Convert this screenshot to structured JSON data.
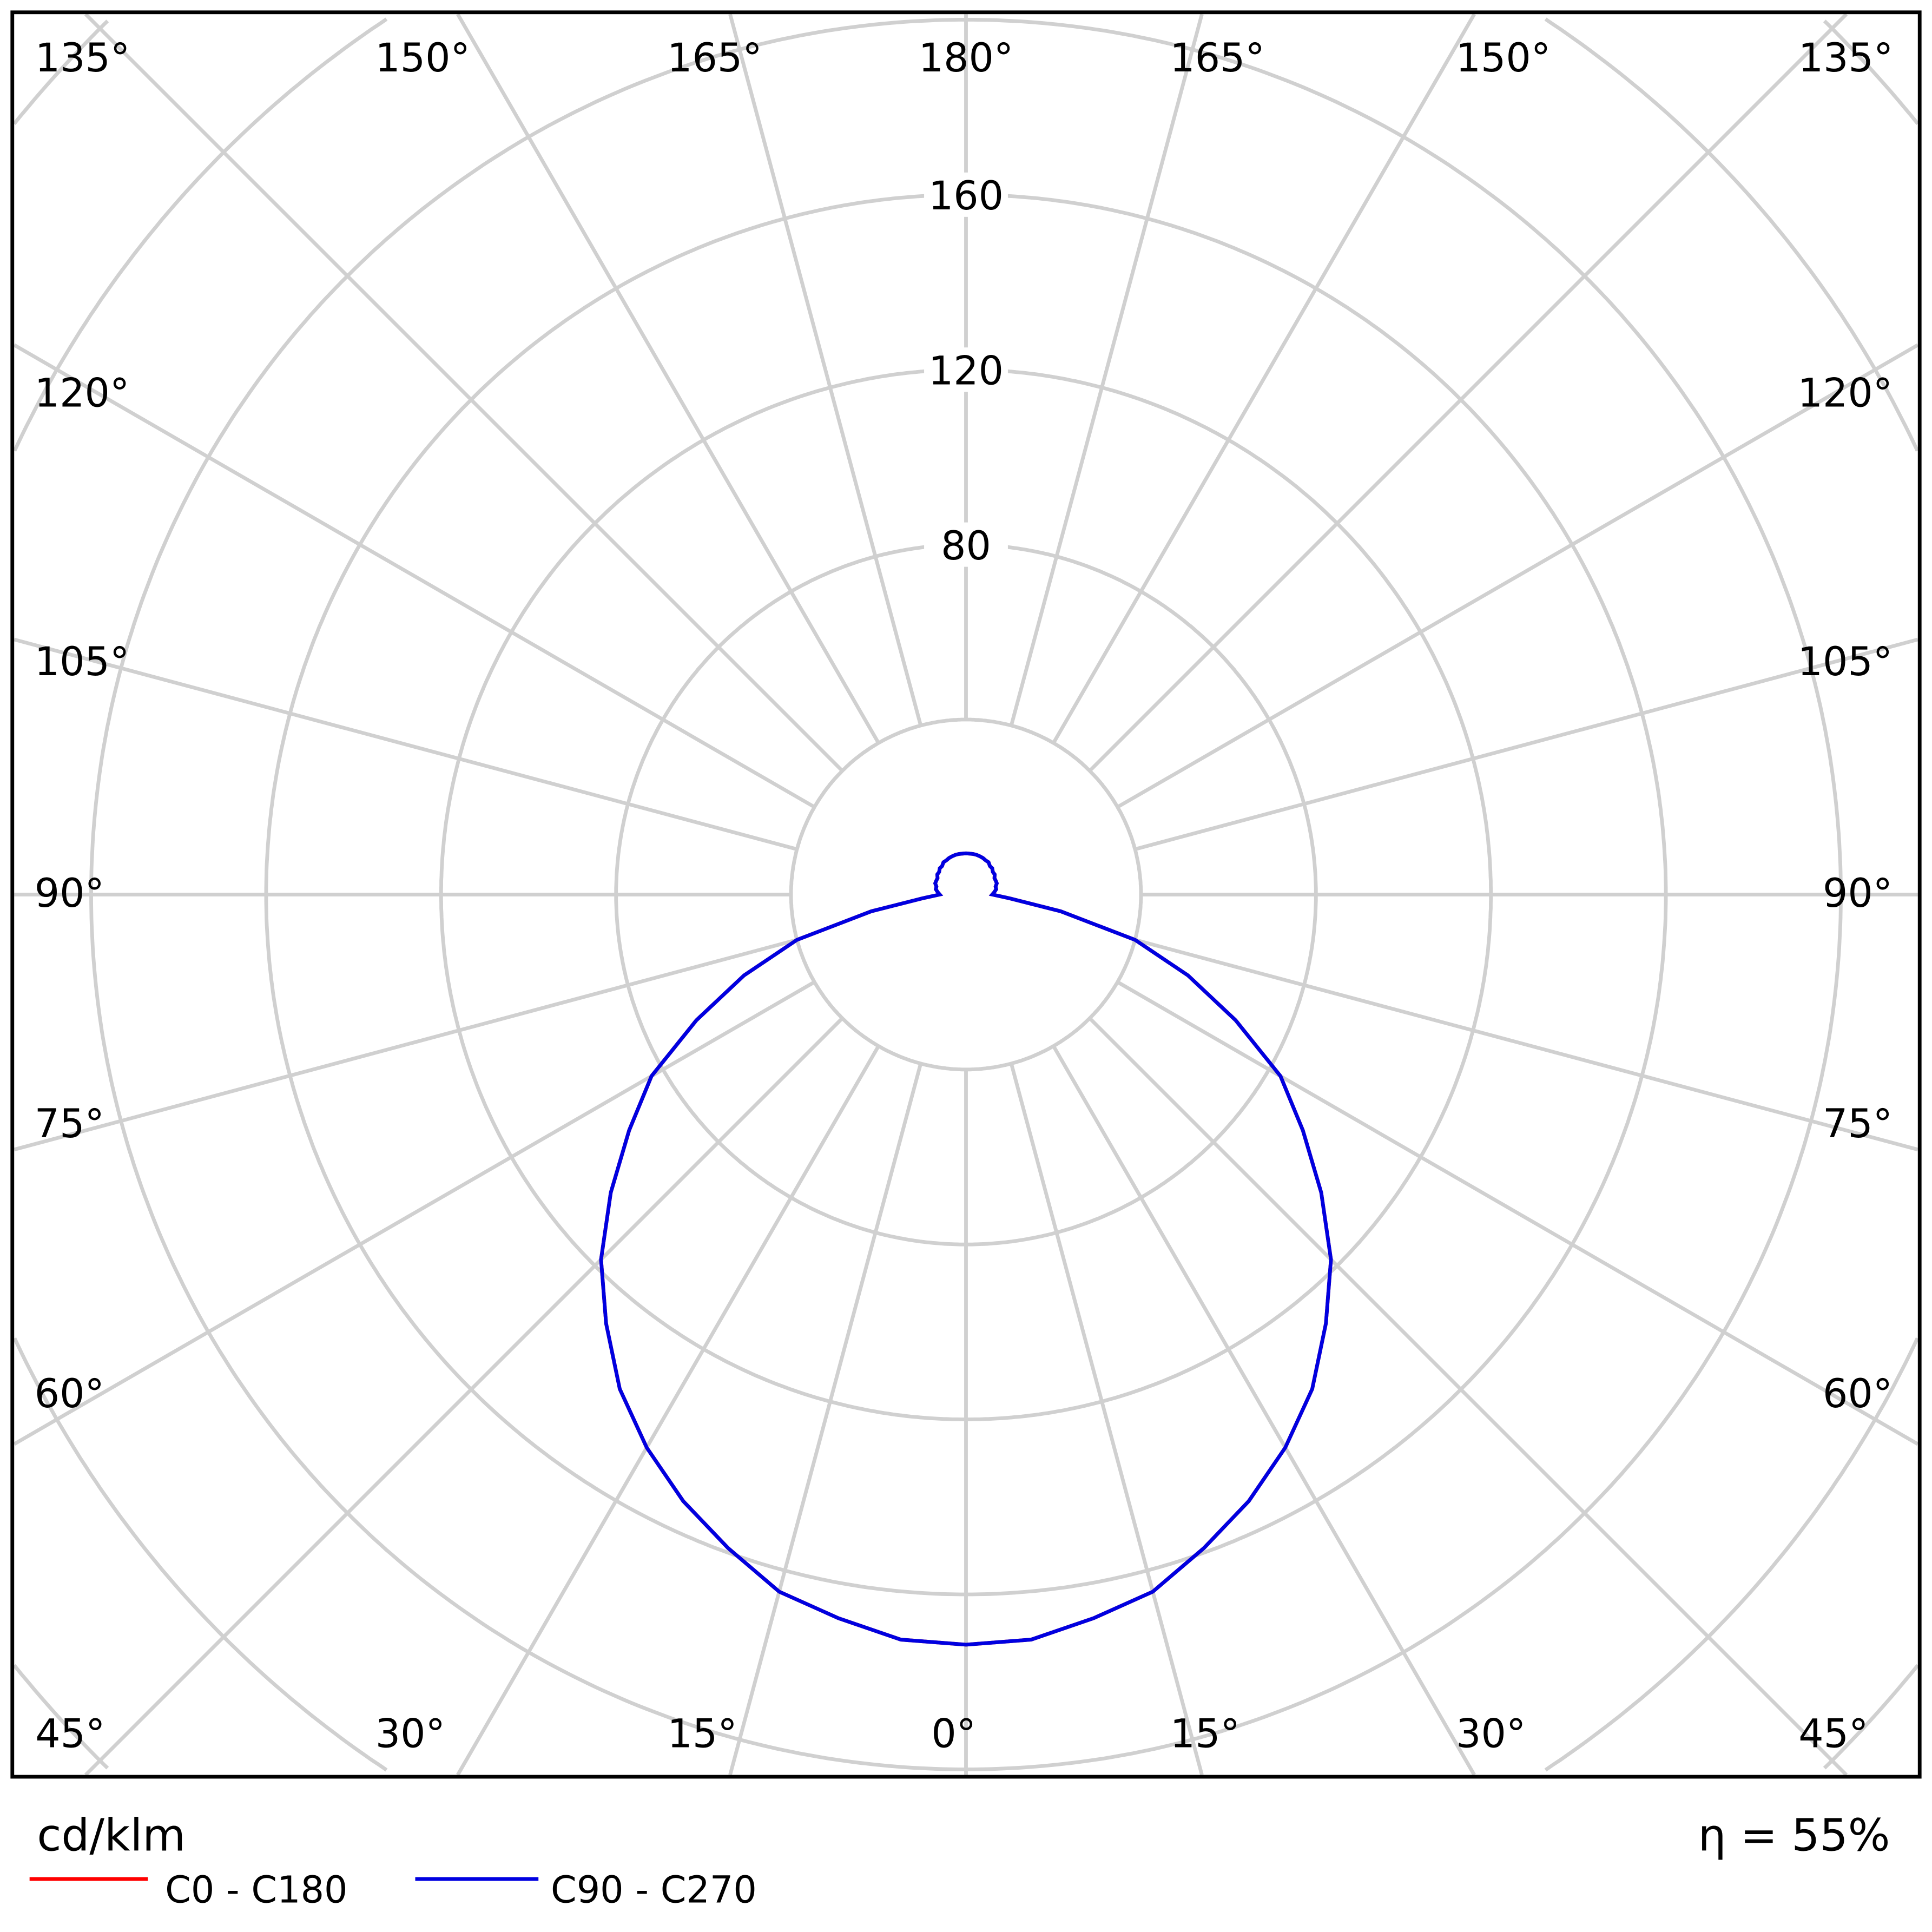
{
  "chart_data": {
    "type": "polar",
    "unit_label": "cd/klm",
    "efficiency_label": "η = 55%",
    "radial_ticks": [
      40,
      80,
      120,
      160,
      200,
      240,
      280,
      320
    ],
    "radial_tick_labels": [
      "80",
      "120",
      "160"
    ],
    "angle_labels": {
      "top": [
        "135°",
        "150°",
        "165°",
        "180°",
        "165°",
        "150°",
        "135°"
      ],
      "left": [
        "120°",
        "105°",
        "90°",
        "75°",
        "60°"
      ],
      "right": [
        "120°",
        "105°",
        "90°",
        "75°",
        "60°"
      ],
      "bottom": [
        "45°",
        "30°",
        "15°",
        "0°",
        "15°",
        "30°",
        "45°"
      ]
    },
    "grid": true,
    "gamma": [
      0,
      5,
      10,
      15,
      20,
      25,
      30,
      35,
      40,
      45,
      50,
      55,
      60,
      65,
      70,
      75,
      80,
      85,
      90,
      95,
      100,
      105,
      110,
      115,
      120,
      125,
      130,
      135,
      140,
      145,
      150,
      155,
      160,
      165,
      170,
      175,
      180
    ],
    "series": [
      {
        "name": "C0 - C180",
        "color": "#ff0000",
        "values": [
          171.5,
          171,
          168,
          165,
          159,
          153,
          146,
          138,
          128,
          118,
          106,
          94,
          83,
          68,
          54,
          40,
          22,
          10,
          6,
          6.5,
          7,
          7,
          7.5,
          7.5,
          7.5,
          8,
          8,
          8.5,
          8.5,
          9,
          9,
          9.2,
          9.3,
          9.4,
          9.4,
          9.4,
          9.4
        ]
      },
      {
        "name": "C90 - C270",
        "color": "#0000e0",
        "values": [
          171.5,
          171,
          168,
          165,
          159,
          153,
          146,
          138,
          128,
          118,
          106,
          94,
          83,
          68,
          54,
          40,
          22,
          10,
          6,
          6.5,
          7,
          7,
          7.5,
          7.5,
          7.5,
          8,
          8,
          8.5,
          8.5,
          9,
          9,
          9.2,
          9.3,
          9.4,
          9.4,
          9.4,
          9.4
        ]
      }
    ],
    "legend_placement": "bottom-left"
  }
}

++++

• _AIM_: Retype each record exactly as it stands, but do not include the pictures.

• _EXERCISE RESULT_:
Convert this screenshot to structured JSON data.
{
  "chart_data": {
    "type": "polar",
    "unit_label": "cd/klm",
    "efficiency_label": "η = 55%",
    "radial_ticks": [
      40,
      80,
      120,
      160,
      200,
      240,
      280,
      320
    ],
    "radial_tick_labels": [
      "80",
      "120",
      "160"
    ],
    "angle_labels": {
      "top": [
        "135°",
        "150°",
        "165°",
        "180°",
        "165°",
        "150°",
        "135°"
      ],
      "left": [
        "120°",
        "105°",
        "90°",
        "75°",
        "60°"
      ],
      "right": [
        "120°",
        "105°",
        "90°",
        "75°",
        "60°"
      ],
      "bottom": [
        "45°",
        "30°",
        "15°",
        "0°",
        "15°",
        "30°",
        "45°"
      ]
    },
    "grid": true,
    "gamma": [
      0,
      5,
      10,
      15,
      20,
      25,
      30,
      35,
      40,
      45,
      50,
      55,
      60,
      65,
      70,
      75,
      80,
      85,
      90,
      95,
      100,
      105,
      110,
      115,
      120,
      125,
      130,
      135,
      140,
      145,
      150,
      155,
      160,
      165,
      170,
      175,
      180
    ],
    "series": [
      {
        "name": "C0 - C180",
        "color": "#ff0000",
        "values": [
          171.5,
          171,
          168,
          165,
          159,
          153,
          146,
          138,
          128,
          118,
          106,
          94,
          83,
          68,
          54,
          40,
          22,
          10,
          6,
          6.5,
          7,
          7,
          7.5,
          7.5,
          7.5,
          8,
          8,
          8.5,
          8.5,
          9,
          9,
          9.2,
          9.3,
          9.4,
          9.4,
          9.4,
          9.4
        ]
      },
      {
        "name": "C90 - C270",
        "color": "#0000e0",
        "values": [
          171.5,
          171,
          168,
          165,
          159,
          153,
          146,
          138,
          128,
          118,
          106,
          94,
          83,
          68,
          54,
          40,
          22,
          10,
          6,
          6.5,
          7,
          7,
          7.5,
          7.5,
          7.5,
          8,
          8,
          8.5,
          8.5,
          9,
          9,
          9.2,
          9.3,
          9.4,
          9.4,
          9.4,
          9.4
        ]
      }
    ],
    "legend_placement": "bottom-left"
  }
}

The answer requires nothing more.